======== The data ========
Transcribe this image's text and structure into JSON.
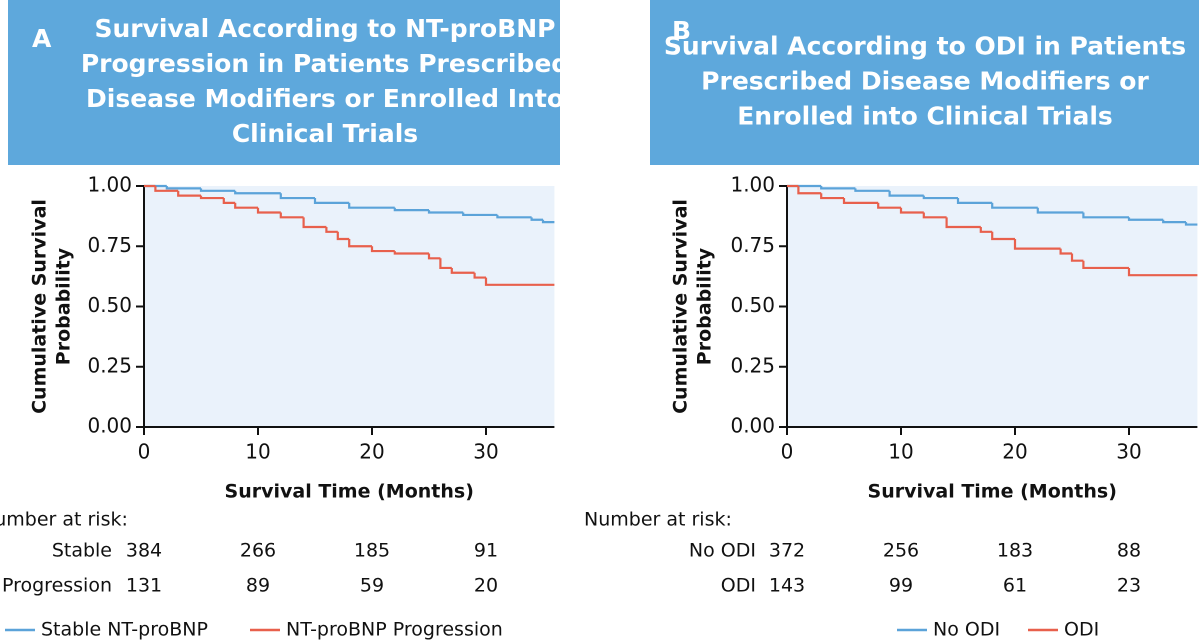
{
  "chart_data": [
    {
      "type": "step",
      "panel": "A",
      "title": [
        "Survival According to NT-proBNP",
        "Progression in Patients Prescribed",
        "Disease Modifiers or Enrolled Into",
        "Clinical Trials"
      ],
      "ylabel": [
        "Cumulative Survival",
        "Probability"
      ],
      "xlabel": "Survival Time (Months)",
      "xlim": [
        0,
        36
      ],
      "xticks": [
        0,
        10,
        20,
        30
      ],
      "ylim": [
        0,
        1
      ],
      "yticks": [
        {
          "value": 0,
          "label": "0.00"
        },
        {
          "value": 0.25,
          "label": "0.25"
        },
        {
          "value": 0.5,
          "label": "0.50"
        },
        {
          "value": 0.75,
          "label": "0.75"
        },
        {
          "value": 1,
          "label": "1.00"
        }
      ],
      "series": [
        {
          "name": "Stable NT-proBNP",
          "color": "#5ba3d9",
          "x": [
            0,
            2,
            5,
            8,
            12,
            15,
            18,
            22,
            25,
            28,
            31,
            34,
            35,
            36
          ],
          "values": [
            1,
            0.99,
            0.98,
            0.97,
            0.95,
            0.93,
            0.91,
            0.9,
            0.89,
            0.88,
            0.87,
            0.86,
            0.85,
            0.85
          ]
        },
        {
          "name": "NT-proBNP Progression",
          "color": "#e8604c",
          "x": [
            0,
            1,
            3,
            5,
            7,
            8,
            10,
            12,
            14,
            16,
            17,
            18,
            20,
            22,
            25,
            26,
            27,
            29,
            30,
            36
          ],
          "values": [
            1,
            0.98,
            0.96,
            0.95,
            0.93,
            0.91,
            0.89,
            0.87,
            0.83,
            0.81,
            0.78,
            0.75,
            0.73,
            0.72,
            0.7,
            0.66,
            0.64,
            0.62,
            0.59,
            0.59
          ]
        }
      ],
      "risk_table": {
        "title": "Number at risk:",
        "rows": [
          {
            "label": "Stable",
            "values": [
              384,
              266,
              185,
              91
            ]
          },
          {
            "label": "Progression",
            "values": [
              131,
              89,
              59,
              20
            ]
          }
        ]
      }
    },
    {
      "type": "step",
      "panel": "B",
      "title": [
        "Survival According to ODI in Patients",
        "Prescribed Disease Modifiers or",
        "Enrolled into Clinical Trials"
      ],
      "ylabel": [
        "Cumulative Survival",
        "Probability"
      ],
      "xlabel": "Survival Time (Months)",
      "xlim": [
        0,
        36
      ],
      "xticks": [
        0,
        10,
        20,
        30
      ],
      "ylim": [
        0,
        1
      ],
      "yticks": [
        {
          "value": 0,
          "label": "0.00"
        },
        {
          "value": 0.25,
          "label": "0.25"
        },
        {
          "value": 0.5,
          "label": "0.50"
        },
        {
          "value": 0.75,
          "label": "0.75"
        },
        {
          "value": 1,
          "label": "1.00"
        }
      ],
      "series": [
        {
          "name": "No ODI",
          "color": "#5ba3d9",
          "x": [
            0,
            3,
            6,
            9,
            12,
            15,
            18,
            22,
            26,
            30,
            33,
            35,
            36
          ],
          "values": [
            1,
            0.99,
            0.98,
            0.96,
            0.95,
            0.93,
            0.91,
            0.89,
            0.87,
            0.86,
            0.85,
            0.84,
            0.84
          ]
        },
        {
          "name": "ODI",
          "color": "#e8604c",
          "x": [
            0,
            1,
            3,
            5,
            8,
            10,
            12,
            14,
            17,
            18,
            20,
            24,
            25,
            26,
            30,
            36
          ],
          "values": [
            1,
            0.97,
            0.95,
            0.93,
            0.91,
            0.89,
            0.87,
            0.83,
            0.81,
            0.78,
            0.74,
            0.72,
            0.69,
            0.66,
            0.63,
            0.63
          ]
        }
      ],
      "risk_table": {
        "title": "Number at risk:",
        "rows": [
          {
            "label": "No ODI",
            "values": [
              372,
              256,
              183,
              88
            ]
          },
          {
            "label": "ODI",
            "values": [
              143,
              99,
              61,
              23
            ]
          }
        ]
      }
    }
  ]
}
========
Required action:
What is needed is an exact copy of the records above, with no pictures in it.

Completed exercise:
Transcribe this image's text and structure into JSON.
{
  "chart_data": [
    {
      "type": "step",
      "panel": "A",
      "title": [
        "Survival According to NT-proBNP",
        "Progression in Patients Prescribed",
        "Disease Modifiers or Enrolled Into",
        "Clinical Trials"
      ],
      "ylabel": [
        "Cumulative Survival",
        "Probability"
      ],
      "xlabel": "Survival Time (Months)",
      "xlim": [
        0,
        36
      ],
      "xticks": [
        0,
        10,
        20,
        30
      ],
      "ylim": [
        0,
        1
      ],
      "yticks": [
        {
          "value": 0,
          "label": "0.00"
        },
        {
          "value": 0.25,
          "label": "0.25"
        },
        {
          "value": 0.5,
          "label": "0.50"
        },
        {
          "value": 0.75,
          "label": "0.75"
        },
        {
          "value": 1,
          "label": "1.00"
        }
      ],
      "series": [
        {
          "name": "Stable NT-proBNP",
          "color": "#5ba3d9",
          "x": [
            0,
            2,
            5,
            8,
            12,
            15,
            18,
            22,
            25,
            28,
            31,
            34,
            35,
            36
          ],
          "values": [
            1,
            0.99,
            0.98,
            0.97,
            0.95,
            0.93,
            0.91,
            0.9,
            0.89,
            0.88,
            0.87,
            0.86,
            0.85,
            0.85
          ]
        },
        {
          "name": "NT-proBNP Progression",
          "color": "#e8604c",
          "x": [
            0,
            1,
            3,
            5,
            7,
            8,
            10,
            12,
            14,
            16,
            17,
            18,
            20,
            22,
            25,
            26,
            27,
            29,
            30,
            36
          ],
          "values": [
            1,
            0.98,
            0.96,
            0.95,
            0.93,
            0.91,
            0.89,
            0.87,
            0.83,
            0.81,
            0.78,
            0.75,
            0.73,
            0.72,
            0.7,
            0.66,
            0.64,
            0.62,
            0.59,
            0.59
          ]
        }
      ],
      "risk_table": {
        "title": "Number at risk:",
        "rows": [
          {
            "label": "Stable",
            "values": [
              384,
              266,
              185,
              91
            ]
          },
          {
            "label": "Progression",
            "values": [
              131,
              89,
              59,
              20
            ]
          }
        ]
      }
    },
    {
      "type": "step",
      "panel": "B",
      "title": [
        "Survival According to ODI in Patients",
        "Prescribed Disease Modifiers or",
        "Enrolled into Clinical Trials"
      ],
      "ylabel": [
        "Cumulative Survival",
        "Probability"
      ],
      "xlabel": "Survival Time (Months)",
      "xlim": [
        0,
        36
      ],
      "xticks": [
        0,
        10,
        20,
        30
      ],
      "ylim": [
        0,
        1
      ],
      "yticks": [
        {
          "value": 0,
          "label": "0.00"
        },
        {
          "value": 0.25,
          "label": "0.25"
        },
        {
          "value": 0.5,
          "label": "0.50"
        },
        {
          "value": 0.75,
          "label": "0.75"
        },
        {
          "value": 1,
          "label": "1.00"
        }
      ],
      "series": [
        {
          "name": "No ODI",
          "color": "#5ba3d9",
          "x": [
            0,
            3,
            6,
            9,
            12,
            15,
            18,
            22,
            26,
            30,
            33,
            35,
            36
          ],
          "values": [
            1,
            0.99,
            0.98,
            0.96,
            0.95,
            0.93,
            0.91,
            0.89,
            0.87,
            0.86,
            0.85,
            0.84,
            0.84
          ]
        },
        {
          "name": "ODI",
          "color": "#e8604c",
          "x": [
            0,
            1,
            3,
            5,
            8,
            10,
            12,
            14,
            17,
            18,
            20,
            24,
            25,
            26,
            30,
            36
          ],
          "values": [
            1,
            0.97,
            0.95,
            0.93,
            0.91,
            0.89,
            0.87,
            0.83,
            0.81,
            0.78,
            0.74,
            0.72,
            0.69,
            0.66,
            0.63,
            0.63
          ]
        }
      ],
      "risk_table": {
        "title": "Number at risk:",
        "rows": [
          {
            "label": "No ODI",
            "values": [
              372,
              256,
              183,
              88
            ]
          },
          {
            "label": "ODI",
            "values": [
              143,
              99,
              61,
              23
            ]
          }
        ]
      }
    }
  ]
}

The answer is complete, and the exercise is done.